## REQUIREMENTS
Examine the entries and show every line in which the word "JSON" is found.

## INPUT ROWS
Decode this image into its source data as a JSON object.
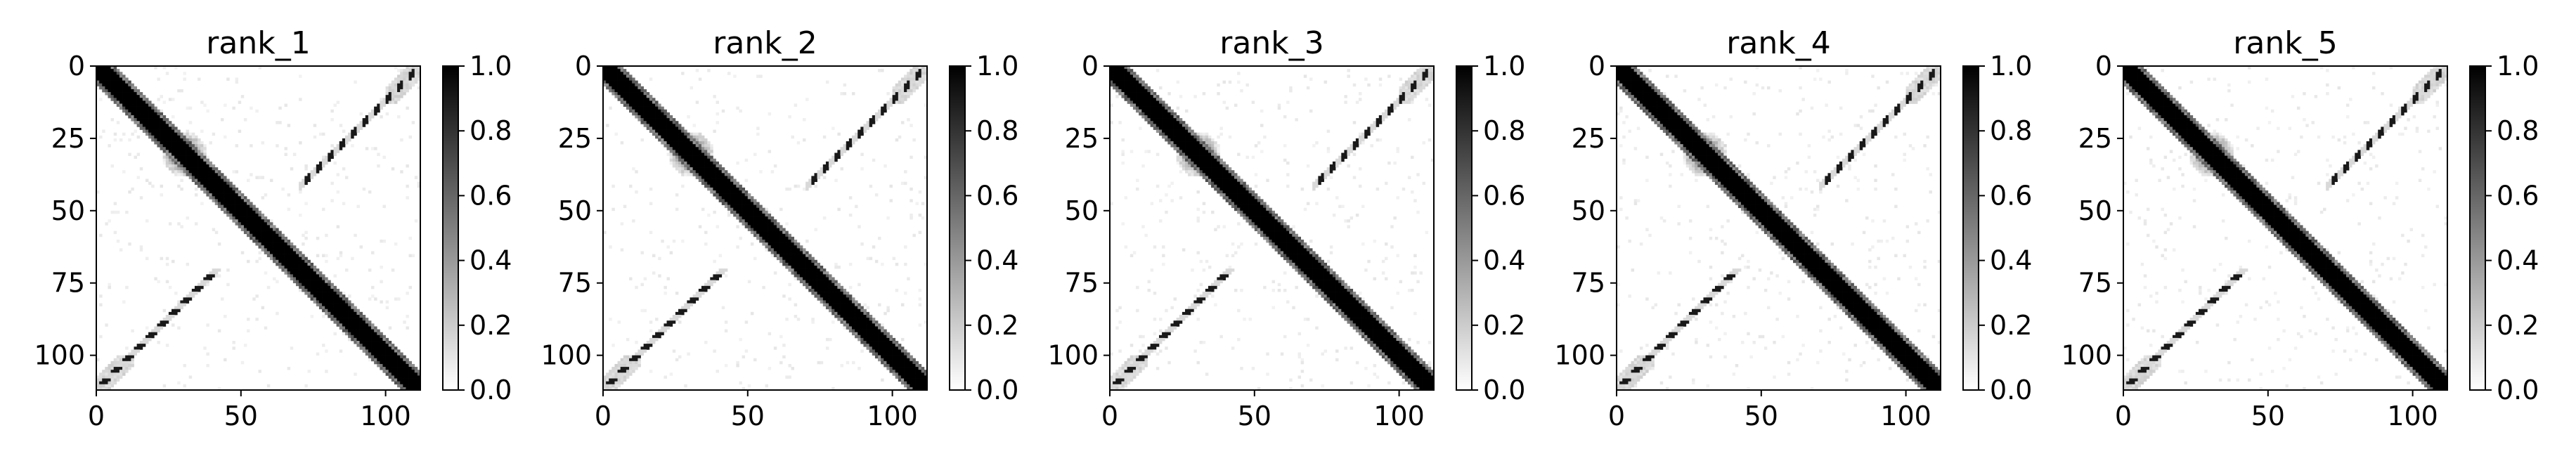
{
  "chart_data": [
    {
      "type": "heatmap",
      "title": "rank_1",
      "n": 112,
      "x_ticks": [
        0,
        50,
        100
      ],
      "y_ticks": [
        0,
        25,
        50,
        75,
        100
      ],
      "colorbar_ticks": [
        0.0,
        0.2,
        0.4,
        0.6,
        0.8,
        1.0
      ],
      "colormap": "Greys",
      "vmin": 0.0,
      "vmax": 1.0,
      "diagonal_width": 4,
      "anti_diagonal_start": 70,
      "variant": 0
    },
    {
      "type": "heatmap",
      "title": "rank_2",
      "n": 112,
      "x_ticks": [
        0,
        50,
        100
      ],
      "y_ticks": [
        0,
        25,
        50,
        75,
        100
      ],
      "colorbar_ticks": [
        0.0,
        0.2,
        0.4,
        0.6,
        0.8,
        1.0
      ],
      "colormap": "Greys",
      "vmin": 0.0,
      "vmax": 1.0,
      "diagonal_width": 4,
      "anti_diagonal_start": 70,
      "variant": 1
    },
    {
      "type": "heatmap",
      "title": "rank_3",
      "n": 112,
      "x_ticks": [
        0,
        50,
        100
      ],
      "y_ticks": [
        0,
        25,
        50,
        75,
        100
      ],
      "colorbar_ticks": [
        0.0,
        0.2,
        0.4,
        0.6,
        0.8,
        1.0
      ],
      "colormap": "Greys",
      "vmin": 0.0,
      "vmax": 1.0,
      "diagonal_width": 4,
      "anti_diagonal_start": 70,
      "variant": 2
    },
    {
      "type": "heatmap",
      "title": "rank_4",
      "n": 112,
      "x_ticks": [
        0,
        50,
        100
      ],
      "y_ticks": [
        0,
        25,
        50,
        75,
        100
      ],
      "colorbar_ticks": [
        0.0,
        0.2,
        0.4,
        0.6,
        0.8,
        1.0
      ],
      "colormap": "Greys",
      "vmin": 0.0,
      "vmax": 1.0,
      "diagonal_width": 4,
      "anti_diagonal_start": 70,
      "variant": 3
    },
    {
      "type": "heatmap",
      "title": "rank_5",
      "n": 112,
      "x_ticks": [
        0,
        50,
        100
      ],
      "y_ticks": [
        0,
        25,
        50,
        75,
        100
      ],
      "colorbar_ticks": [
        0.0,
        0.2,
        0.4,
        0.6,
        0.8,
        1.0
      ],
      "colormap": "Greys",
      "vmin": 0.0,
      "vmax": 1.0,
      "diagonal_width": 4,
      "anti_diagonal_start": 70,
      "variant": 4
    }
  ]
}
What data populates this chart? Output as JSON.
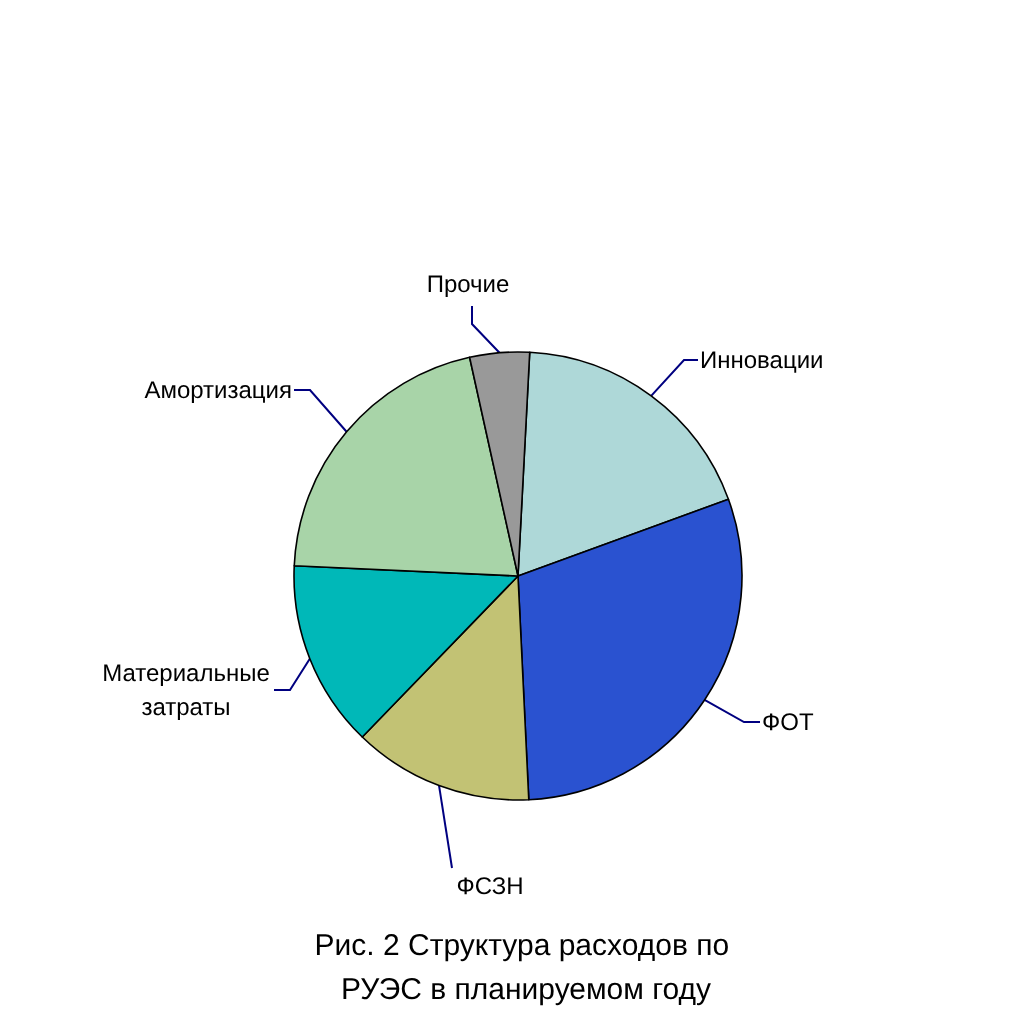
{
  "chart_data": {
    "type": "pie",
    "title": "Рис. 2 Структура расходов по РУЭС в планируемом году",
    "categories": [
      "Инновации",
      "ФОТ",
      "ФСЗН",
      "Материальные затраты",
      "Амортизация",
      "Прочие"
    ],
    "values": [
      18.6,
      29.8,
      13.0,
      13.5,
      20.8,
      4.3
    ],
    "colors": [
      "#aed8d8",
      "#2a52d0",
      "#c2c274",
      "#00b8b8",
      "#a8d4a8",
      "#999999"
    ],
    "legend": false
  }
}
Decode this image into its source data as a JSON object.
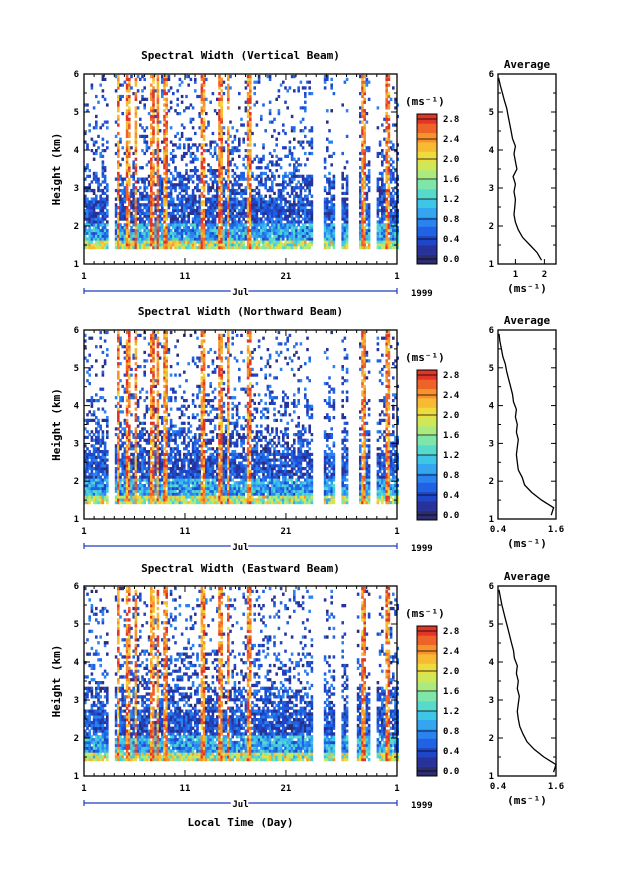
{
  "colors": {
    "scale": [
      "#2c2d6e",
      "#27339a",
      "#1f46c9",
      "#1f62e4",
      "#2a83f0",
      "#33a6ef",
      "#3fc6e6",
      "#57d9cb",
      "#7fe6a9",
      "#aaeb81",
      "#cfe85a",
      "#eedc3f",
      "#f7bb33",
      "#f7922c",
      "#ee6328",
      "#e03527"
    ]
  },
  "chart_data": [
    {
      "type": "heatmap",
      "title": "Spectral Width (Vertical Beam)",
      "ylabel": "Height (km)",
      "ylim": [
        1,
        6
      ],
      "yticks": [
        "1",
        "2",
        "3",
        "4",
        "5",
        "6"
      ],
      "xlim": [
        1,
        32
      ],
      "xticks": [
        "1",
        "11",
        "21",
        "1"
      ],
      "month_label": "Jul",
      "year_label": "1999",
      "xlabel": "",
      "colorbar": {
        "unit": "(ms⁻¹)",
        "ticks": [
          "0.0",
          "0.4",
          "0.8",
          "1.2",
          "1.6",
          "2.0",
          "2.4",
          "2.8"
        ],
        "range": [
          0,
          3.0
        ]
      },
      "average": {
        "title": "Average",
        "xlabel": "(ms⁻¹)",
        "xticks": [
          "1",
          "2"
        ],
        "xlim": [
          0.4,
          2.4
        ],
        "heights": [
          1.1,
          1.3,
          1.5,
          1.7,
          1.9,
          2.1,
          2.3,
          2.5,
          2.7,
          2.9,
          3.1,
          3.3,
          3.5,
          3.7,
          3.9,
          4.1,
          4.3,
          4.5,
          4.7,
          4.9,
          5.1,
          5.3,
          5.5,
          5.7,
          5.9
        ],
        "values": [
          1.9,
          1.75,
          1.5,
          1.25,
          1.1,
          1.0,
          0.95,
          0.98,
          1.0,
          0.95,
          1.0,
          0.92,
          1.05,
          1.0,
          0.95,
          1.0,
          0.9,
          0.85,
          0.8,
          0.75,
          0.7,
          0.62,
          0.55,
          0.48,
          0.42
        ]
      }
    },
    {
      "type": "heatmap",
      "title": "Spectral Width (Northward Beam)",
      "ylabel": "Height (km)",
      "ylim": [
        1,
        6
      ],
      "yticks": [
        "1",
        "2",
        "3",
        "4",
        "5",
        "6"
      ],
      "xlim": [
        1,
        32
      ],
      "xticks": [
        "1",
        "11",
        "21",
        "1"
      ],
      "month_label": "Jul",
      "year_label": "1999",
      "xlabel": "",
      "colorbar": {
        "unit": "(ms⁻¹)",
        "ticks": [
          "0.0",
          "0.4",
          "0.8",
          "1.2",
          "1.6",
          "2.0",
          "2.4",
          "2.8"
        ],
        "range": [
          0,
          3.0
        ]
      },
      "average": {
        "title": "Average",
        "xlabel": "(ms⁻¹)",
        "xticks": [
          "0.4",
          "1.6"
        ],
        "xlim": [
          0.4,
          1.6
        ],
        "heights": [
          1.1,
          1.3,
          1.5,
          1.7,
          1.9,
          2.1,
          2.3,
          2.5,
          2.7,
          2.9,
          3.1,
          3.3,
          3.5,
          3.7,
          3.9,
          4.1,
          4.3,
          4.5,
          4.7,
          4.9,
          5.1,
          5.3,
          5.5,
          5.7,
          5.9
        ],
        "values": [
          1.5,
          1.55,
          1.3,
          1.1,
          0.95,
          0.9,
          0.82,
          0.8,
          0.78,
          0.8,
          0.82,
          0.78,
          0.8,
          0.76,
          0.78,
          0.72,
          0.7,
          0.66,
          0.62,
          0.58,
          0.55,
          0.5,
          0.47,
          0.44,
          0.42
        ]
      }
    },
    {
      "type": "heatmap",
      "title": "Spectral Width (Eastward Beam)",
      "ylabel": "Height (km)",
      "ylim": [
        1,
        6
      ],
      "yticks": [
        "1",
        "2",
        "3",
        "4",
        "5",
        "6"
      ],
      "xlim": [
        1,
        32
      ],
      "xticks": [
        "1",
        "11",
        "21",
        "1"
      ],
      "month_label": "Jul",
      "year_label": "1999",
      "xlabel": "Local Time (Day)",
      "colorbar": {
        "unit": "(ms⁻¹)",
        "ticks": [
          "0.0",
          "0.4",
          "0.8",
          "1.2",
          "1.6",
          "2.0",
          "2.4",
          "2.8"
        ],
        "range": [
          0,
          3.0
        ]
      },
      "average": {
        "title": "Average",
        "xlabel": "(ms⁻¹)",
        "xticks": [
          "0.4",
          "1.6"
        ],
        "xlim": [
          0.4,
          1.6
        ],
        "heights": [
          1.1,
          1.3,
          1.5,
          1.7,
          1.9,
          2.1,
          2.3,
          2.5,
          2.7,
          2.9,
          3.1,
          3.3,
          3.5,
          3.7,
          3.9,
          4.1,
          4.3,
          4.5,
          4.7,
          4.9,
          5.1,
          5.3,
          5.5,
          5.7,
          5.9
        ],
        "values": [
          1.55,
          1.6,
          1.35,
          1.15,
          1.0,
          0.92,
          0.85,
          0.82,
          0.8,
          0.82,
          0.84,
          0.8,
          0.82,
          0.78,
          0.8,
          0.74,
          0.72,
          0.68,
          0.64,
          0.6,
          0.56,
          0.52,
          0.48,
          0.45,
          0.42
        ]
      }
    }
  ]
}
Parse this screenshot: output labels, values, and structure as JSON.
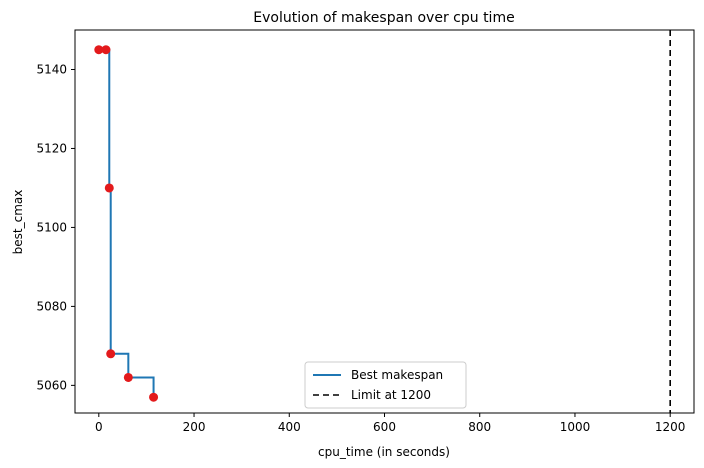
{
  "chart_data": {
    "type": "line",
    "title": "Evolution of makespan over cpu time",
    "xlabel": "cpu_time (in seconds)",
    "ylabel": "best_cmax",
    "xlim": [
      -50,
      1250
    ],
    "ylim": [
      5053,
      5150
    ],
    "x_ticks": [
      0,
      200,
      400,
      600,
      800,
      1000,
      1200
    ],
    "y_ticks": [
      5060,
      5080,
      5100,
      5120,
      5140
    ],
    "grid": false,
    "legend_position": "lower-center",
    "series": [
      {
        "name": "Best makespan",
        "style": "step-post",
        "color": "#1f77b4",
        "points": [
          {
            "x": 0,
            "y": 5145
          },
          {
            "x": 15,
            "y": 5145
          },
          {
            "x": 22,
            "y": 5110
          },
          {
            "x": 25,
            "y": 5068
          },
          {
            "x": 62,
            "y": 5062
          },
          {
            "x": 115,
            "y": 5057
          }
        ]
      },
      {
        "name": "Limit at 1200",
        "style": "dashed-vertical",
        "color": "#000000",
        "x": 1200
      }
    ],
    "markers": {
      "color": "#e31a1c",
      "points": [
        {
          "x": 0,
          "y": 5145
        },
        {
          "x": 15,
          "y": 5145
        },
        {
          "x": 22,
          "y": 5110
        },
        {
          "x": 25,
          "y": 5068
        },
        {
          "x": 62,
          "y": 5062
        },
        {
          "x": 115,
          "y": 5057
        }
      ]
    }
  }
}
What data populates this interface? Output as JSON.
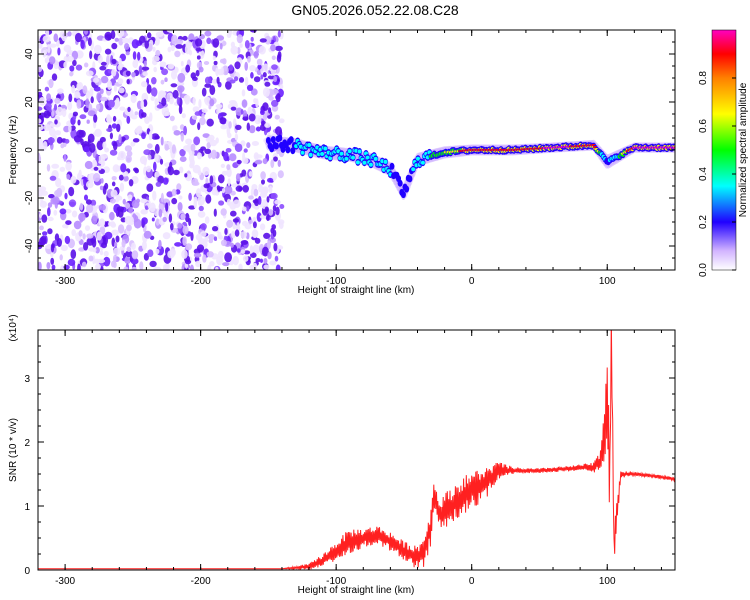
{
  "title": "GN05.2026.052.22.08.C28",
  "chart_data": [
    {
      "type": "heatmap",
      "xlabel": "Height of straight line (km)",
      "ylabel": "Frequency (Hz)",
      "xlim": [
        -320,
        150
      ],
      "ylim": [
        -50,
        50
      ],
      "xticks": [
        -300,
        -200,
        -100,
        0,
        100
      ],
      "yticks": [
        -40,
        -20,
        0,
        20,
        40
      ],
      "colorbar": {
        "label": "Normalized spectral amplitude",
        "range": [
          0,
          1
        ],
        "ticks": [
          0.0,
          0.2,
          0.4,
          0.6,
          0.8
        ],
        "colors": [
          "#ffffff",
          "#a050ff",
          "#2000ff",
          "#00ffff",
          "#00ff00",
          "#ffff00",
          "#ff0000",
          "#ff00c0"
        ]
      },
      "regions": {
        "noise": {
          "x": [
            -320,
            -140
          ],
          "f": [
            -50,
            50
          ],
          "amplitude": 0.15
        },
        "signal_track": [
          {
            "x": -150,
            "f": 3,
            "a": 0.35
          },
          {
            "x": -130,
            "f": 2,
            "a": 0.45
          },
          {
            "x": -110,
            "f": -1,
            "a": 0.5
          },
          {
            "x": -90,
            "f": -2,
            "a": 0.55
          },
          {
            "x": -75,
            "f": -4,
            "a": 0.5
          },
          {
            "x": -60,
            "f": -8,
            "a": 0.45
          },
          {
            "x": -50,
            "f": -18,
            "a": 0.3
          },
          {
            "x": -40,
            "f": -4,
            "a": 0.55
          },
          {
            "x": -20,
            "f": -1,
            "a": 0.7
          },
          {
            "x": 0,
            "f": 0,
            "a": 0.85
          },
          {
            "x": 30,
            "f": 0,
            "a": 0.85
          },
          {
            "x": 60,
            "f": 1,
            "a": 0.95
          },
          {
            "x": 90,
            "f": 2,
            "a": 0.9
          },
          {
            "x": 100,
            "f": -5,
            "a": 0.4
          },
          {
            "x": 120,
            "f": 1,
            "a": 0.95
          },
          {
            "x": 150,
            "f": 1,
            "a": 0.95
          }
        ]
      }
    },
    {
      "type": "line",
      "xlabel": "Height of straight line (km)",
      "ylabel": "SNR (10 * v/v)",
      "yscale_label": "(x10⁴)",
      "xlim": [
        -320,
        150
      ],
      "ylim": [
        0,
        3.75
      ],
      "xticks": [
        -300,
        -200,
        -100,
        0,
        100
      ],
      "yticks": [
        0,
        1,
        2,
        3
      ],
      "series": [
        {
          "color": "#ff2020",
          "x": [
            -320,
            -140,
            -120,
            -110,
            -100,
            -90,
            -80,
            -70,
            -60,
            -50,
            -40,
            -35,
            -30,
            -28,
            -25,
            -20,
            -10,
            0,
            10,
            20,
            30,
            40,
            50,
            60,
            70,
            80,
            90,
            95,
            98,
            100,
            102,
            103,
            105,
            110,
            120,
            130,
            140,
            150
          ],
          "values": [
            0.02,
            0.02,
            0.05,
            0.15,
            0.3,
            0.45,
            0.5,
            0.55,
            0.45,
            0.3,
            0.2,
            0.3,
            0.7,
            1.2,
            0.9,
            0.9,
            1.1,
            1.25,
            1.35,
            1.55,
            1.55,
            1.55,
            1.55,
            1.57,
            1.58,
            1.6,
            1.6,
            1.7,
            2.2,
            2.8,
            1.5,
            3.7,
            0.4,
            1.5,
            1.5,
            1.48,
            1.45,
            1.42
          ],
          "amplitude": [
            0,
            0,
            0.05,
            0.1,
            0.15,
            0.2,
            0.15,
            0.15,
            0.15,
            0.15,
            0.2,
            0.25,
            0.3,
            0.3,
            0.25,
            0.3,
            0.3,
            0.3,
            0.25,
            0.15,
            0.06,
            0.04,
            0.04,
            0.04,
            0.04,
            0.05,
            0.08,
            0.2,
            0.5,
            0.8,
            1.0,
            0.5,
            0.3,
            0.06,
            0.03,
            0.03,
            0.03,
            0.03
          ]
        }
      ]
    }
  ]
}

## SOLUTION FOR THIS EXERCISE
Decode this image into its source data as a JSON object.
What data populates this chart? Output as JSON.
Decode this image into its source data as a JSON object.
Parse this screenshot: output labels, values, and structure as JSON.
What data populates this interface? Output as JSON.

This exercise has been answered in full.